■ Set task:
Leave every picture out and write out the records below exactly.

■ Task input:
● ● ●

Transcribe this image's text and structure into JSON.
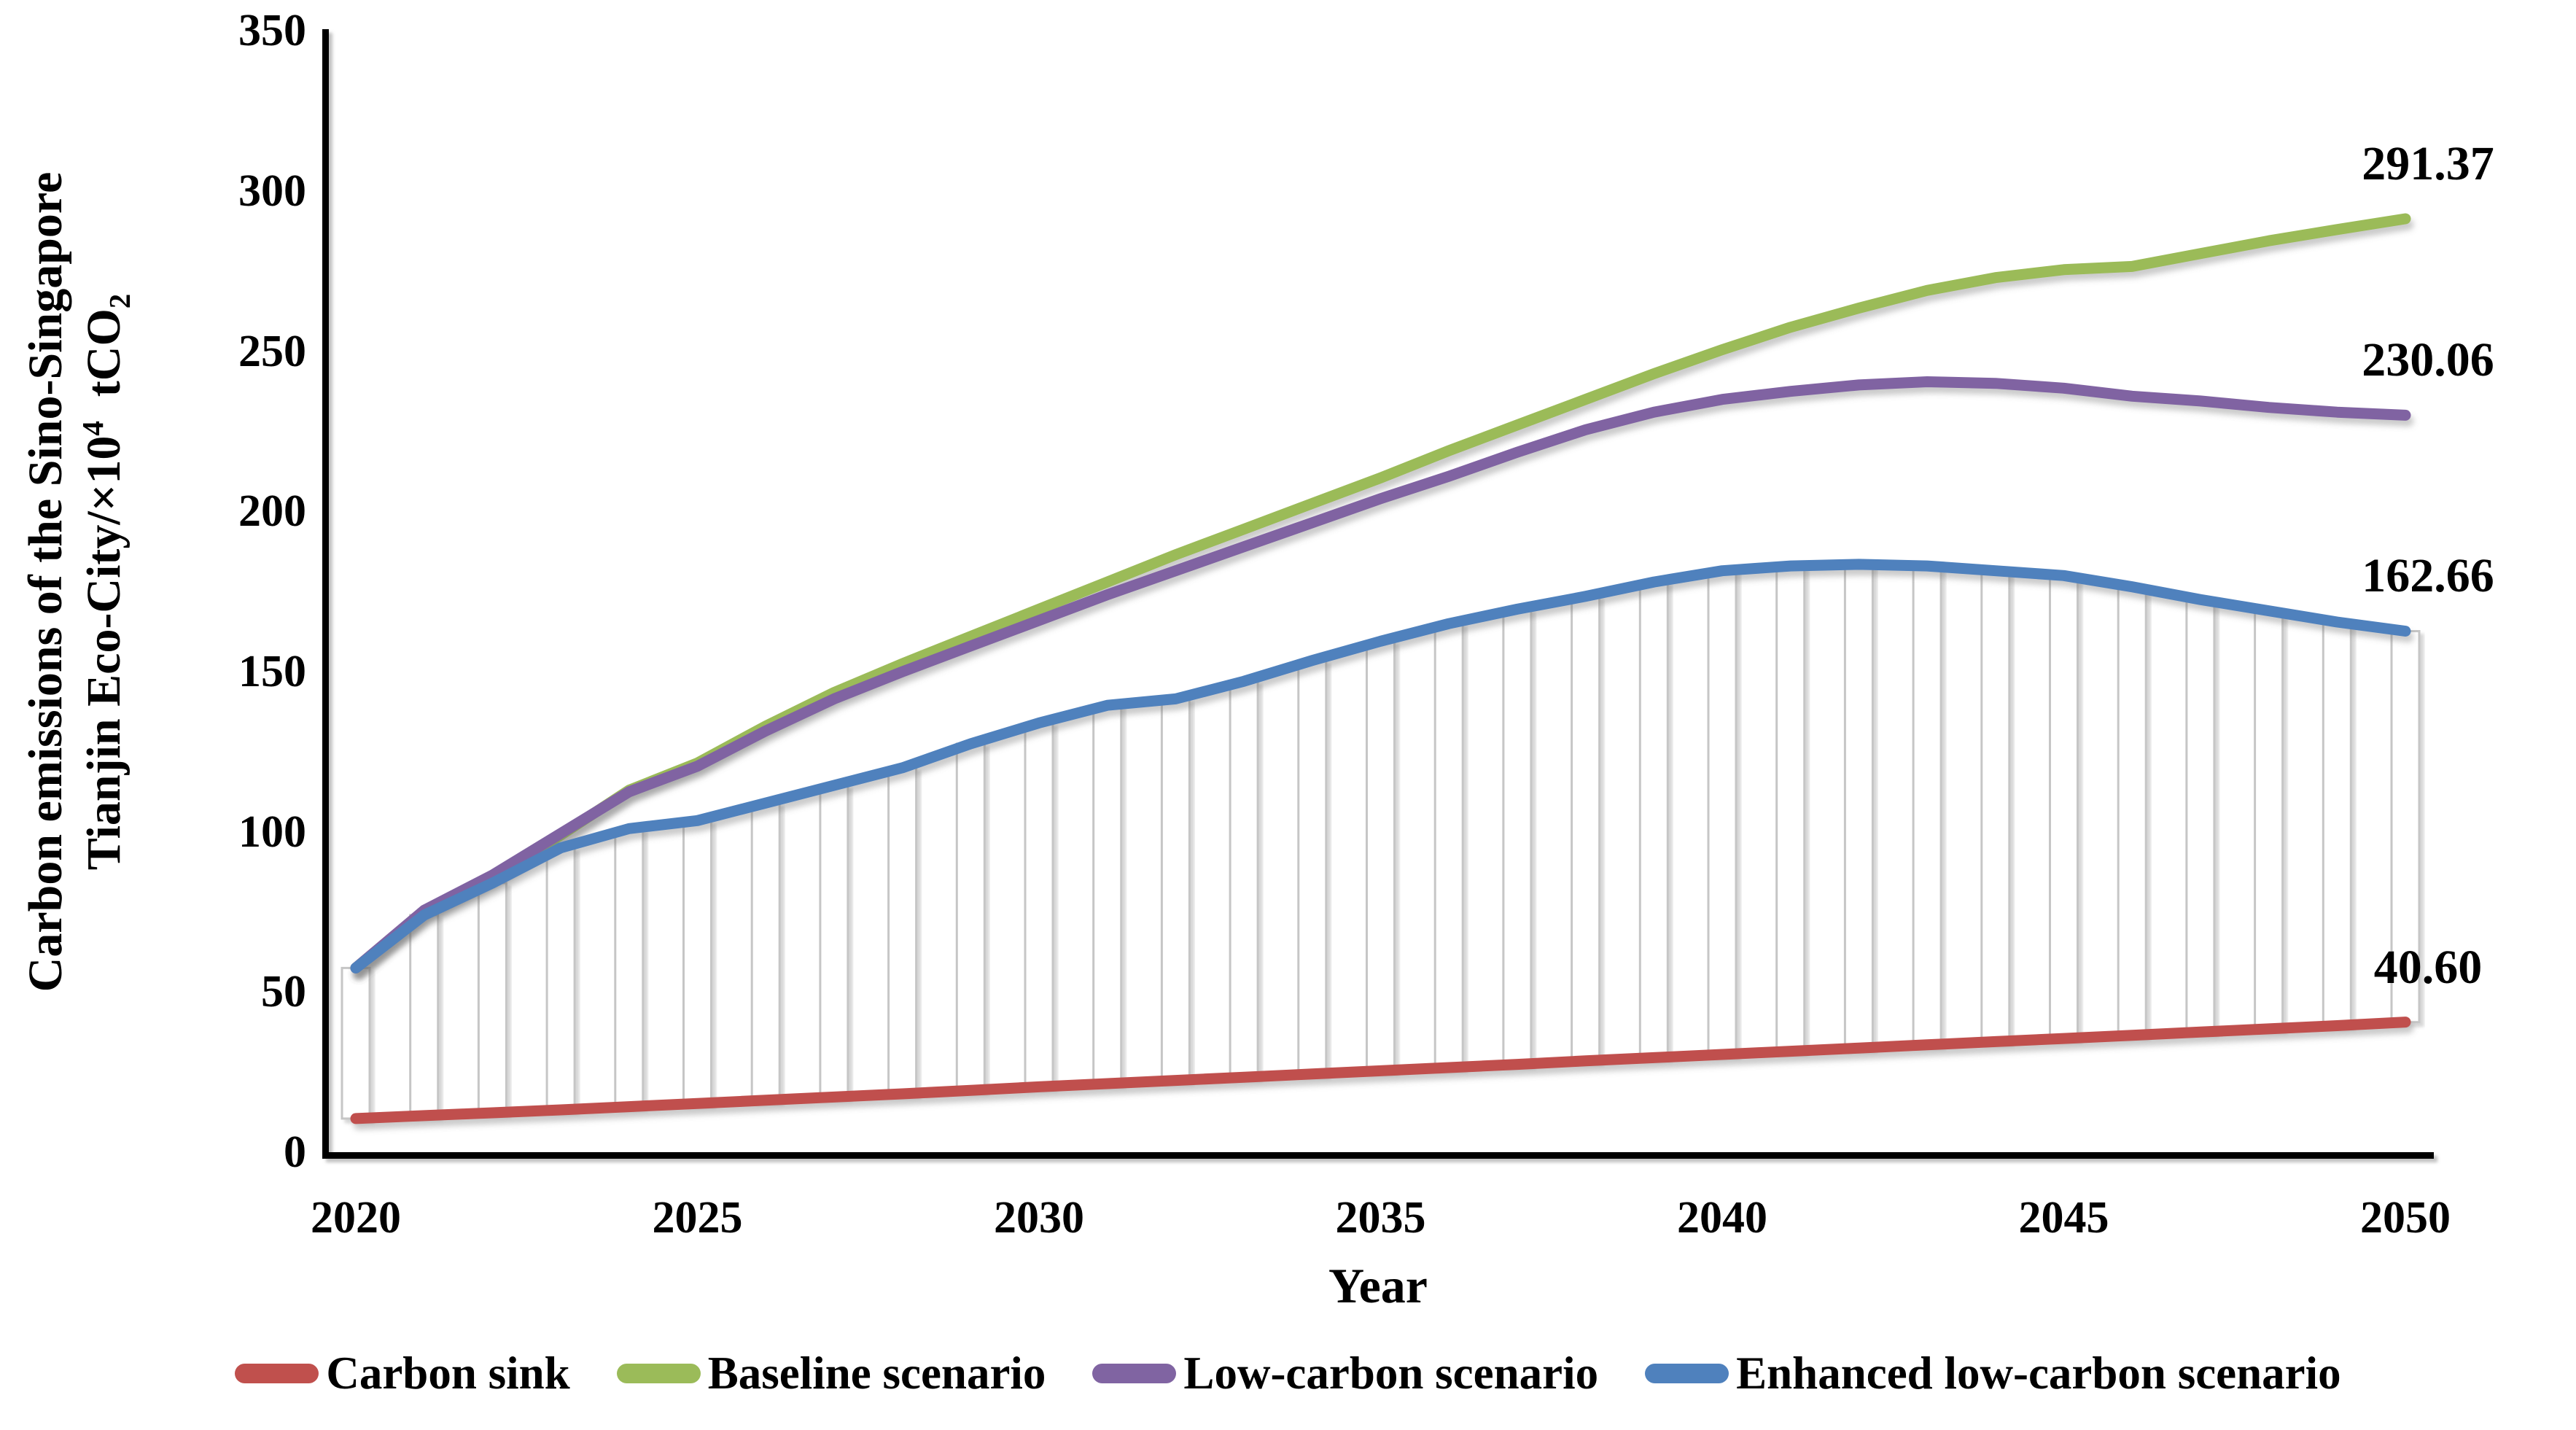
{
  "chart_data": {
    "type": "line",
    "title": "",
    "xlabel": "Year",
    "ylabel": {
      "line1": "Carbon emissions of the Sino-Singapore",
      "line2_pre": "Tianjin Eco-City/×10",
      "line2_sup": "4",
      "line2_mid": "  tCO",
      "line2_sub": "2"
    },
    "x": [
      2020,
      2021,
      2022,
      2023,
      2024,
      2025,
      2026,
      2027,
      2028,
      2029,
      2030,
      2031,
      2032,
      2033,
      2034,
      2035,
      2036,
      2037,
      2038,
      2039,
      2040,
      2041,
      2042,
      2043,
      2044,
      2045,
      2046,
      2047,
      2048,
      2049,
      2050
    ],
    "x_ticks": [
      2020,
      2025,
      2030,
      2035,
      2040,
      2045,
      2050
    ],
    "y_ticks": [
      0,
      50,
      100,
      150,
      200,
      250,
      300,
      350
    ],
    "ylim": [
      0,
      350
    ],
    "grid": false,
    "legend_position": "bottom",
    "series": [
      {
        "name": "Carbon sink",
        "color": "#C0504D",
        "end_label": "40.60",
        "values": [
          10.5,
          11.4,
          12.3,
          13.2,
          14.2,
          15.2,
          16.2,
          17.2,
          18.2,
          19.3,
          20.4,
          21.4,
          22.4,
          23.4,
          24.4,
          25.4,
          26.4,
          27.4,
          28.5,
          29.5,
          30.5,
          31.5,
          32.5,
          33.5,
          34.5,
          35.5,
          36.5,
          37.5,
          38.5,
          39.5,
          40.6
        ]
      },
      {
        "name": "Baseline scenario",
        "color": "#9BBB59",
        "end_label": "291.37",
        "values": [
          57.5,
          75,
          86,
          99,
          113,
          121.5,
          133,
          143.5,
          152.5,
          161,
          169.5,
          178,
          186.5,
          194.5,
          202.5,
          210.5,
          219,
          227,
          235,
          243,
          250.5,
          257.5,
          263.5,
          269,
          273,
          275.5,
          276.5,
          280.5,
          284.5,
          288,
          291.37
        ]
      },
      {
        "name": "Low-carbon scenario",
        "color": "#8064A2",
        "end_label": "230.06",
        "values": [
          57.5,
          75.5,
          86.5,
          99.5,
          112.5,
          120.5,
          131.5,
          141.5,
          150,
          158,
          166,
          174,
          181.5,
          189,
          196.5,
          204,
          211,
          218.5,
          225.5,
          231,
          235,
          237.5,
          239.5,
          240.5,
          240,
          238.5,
          236,
          234.5,
          232.5,
          231,
          230.06
        ]
      },
      {
        "name": "Enhanced low-carbon scenario",
        "color": "#4F81BD",
        "end_label": "162.66",
        "values": [
          57.5,
          74,
          84,
          95,
          101,
          103.5,
          109,
          114.5,
          120,
          127.5,
          134,
          139.5,
          141.5,
          147,
          153.5,
          159.5,
          165,
          169.5,
          173.5,
          178,
          181.5,
          183,
          183.5,
          183,
          181.5,
          180,
          176.5,
          172.5,
          169,
          165.5,
          162.66
        ]
      }
    ],
    "updown_bars": {
      "between": [
        "Carbon sink",
        "Enhanced low-carbon scenario"
      ],
      "fill": "#FFFFFF",
      "stroke": "#C6C6C6"
    }
  }
}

● ● ●

■ Task result:
Transcribe this image's text and structure into JSON.
{
  "chart_data": {
    "type": "line",
    "title": "",
    "xlabel": "Year",
    "ylabel": {
      "line1": "Carbon emissions of the Sino-Singapore",
      "line2_pre": "Tianjin Eco-City/×10",
      "line2_sup": "4",
      "line2_mid": "  tCO",
      "line2_sub": "2"
    },
    "x": [
      2020,
      2021,
      2022,
      2023,
      2024,
      2025,
      2026,
      2027,
      2028,
      2029,
      2030,
      2031,
      2032,
      2033,
      2034,
      2035,
      2036,
      2037,
      2038,
      2039,
      2040,
      2041,
      2042,
      2043,
      2044,
      2045,
      2046,
      2047,
      2048,
      2049,
      2050
    ],
    "x_ticks": [
      2020,
      2025,
      2030,
      2035,
      2040,
      2045,
      2050
    ],
    "y_ticks": [
      0,
      50,
      100,
      150,
      200,
      250,
      300,
      350
    ],
    "ylim": [
      0,
      350
    ],
    "grid": false,
    "legend_position": "bottom",
    "series": [
      {
        "name": "Carbon sink",
        "color": "#C0504D",
        "end_label": "40.60",
        "values": [
          10.5,
          11.4,
          12.3,
          13.2,
          14.2,
          15.2,
          16.2,
          17.2,
          18.2,
          19.3,
          20.4,
          21.4,
          22.4,
          23.4,
          24.4,
          25.4,
          26.4,
          27.4,
          28.5,
          29.5,
          30.5,
          31.5,
          32.5,
          33.5,
          34.5,
          35.5,
          36.5,
          37.5,
          38.5,
          39.5,
          40.6
        ]
      },
      {
        "name": "Baseline scenario",
        "color": "#9BBB59",
        "end_label": "291.37",
        "values": [
          57.5,
          75,
          86,
          99,
          113,
          121.5,
          133,
          143.5,
          152.5,
          161,
          169.5,
          178,
          186.5,
          194.5,
          202.5,
          210.5,
          219,
          227,
          235,
          243,
          250.5,
          257.5,
          263.5,
          269,
          273,
          275.5,
          276.5,
          280.5,
          284.5,
          288,
          291.37
        ]
      },
      {
        "name": "Low-carbon scenario",
        "color": "#8064A2",
        "end_label": "230.06",
        "values": [
          57.5,
          75.5,
          86.5,
          99.5,
          112.5,
          120.5,
          131.5,
          141.5,
          150,
          158,
          166,
          174,
          181.5,
          189,
          196.5,
          204,
          211,
          218.5,
          225.5,
          231,
          235,
          237.5,
          239.5,
          240.5,
          240,
          238.5,
          236,
          234.5,
          232.5,
          231,
          230.06
        ]
      },
      {
        "name": "Enhanced low-carbon scenario",
        "color": "#4F81BD",
        "end_label": "162.66",
        "values": [
          57.5,
          74,
          84,
          95,
          101,
          103.5,
          109,
          114.5,
          120,
          127.5,
          134,
          139.5,
          141.5,
          147,
          153.5,
          159.5,
          165,
          169.5,
          173.5,
          178,
          181.5,
          183,
          183.5,
          183,
          181.5,
          180,
          176.5,
          172.5,
          169,
          165.5,
          162.66
        ]
      }
    ],
    "updown_bars": {
      "between": [
        "Carbon sink",
        "Enhanced low-carbon scenario"
      ],
      "fill": "#FFFFFF",
      "stroke": "#C6C6C6"
    }
  }
}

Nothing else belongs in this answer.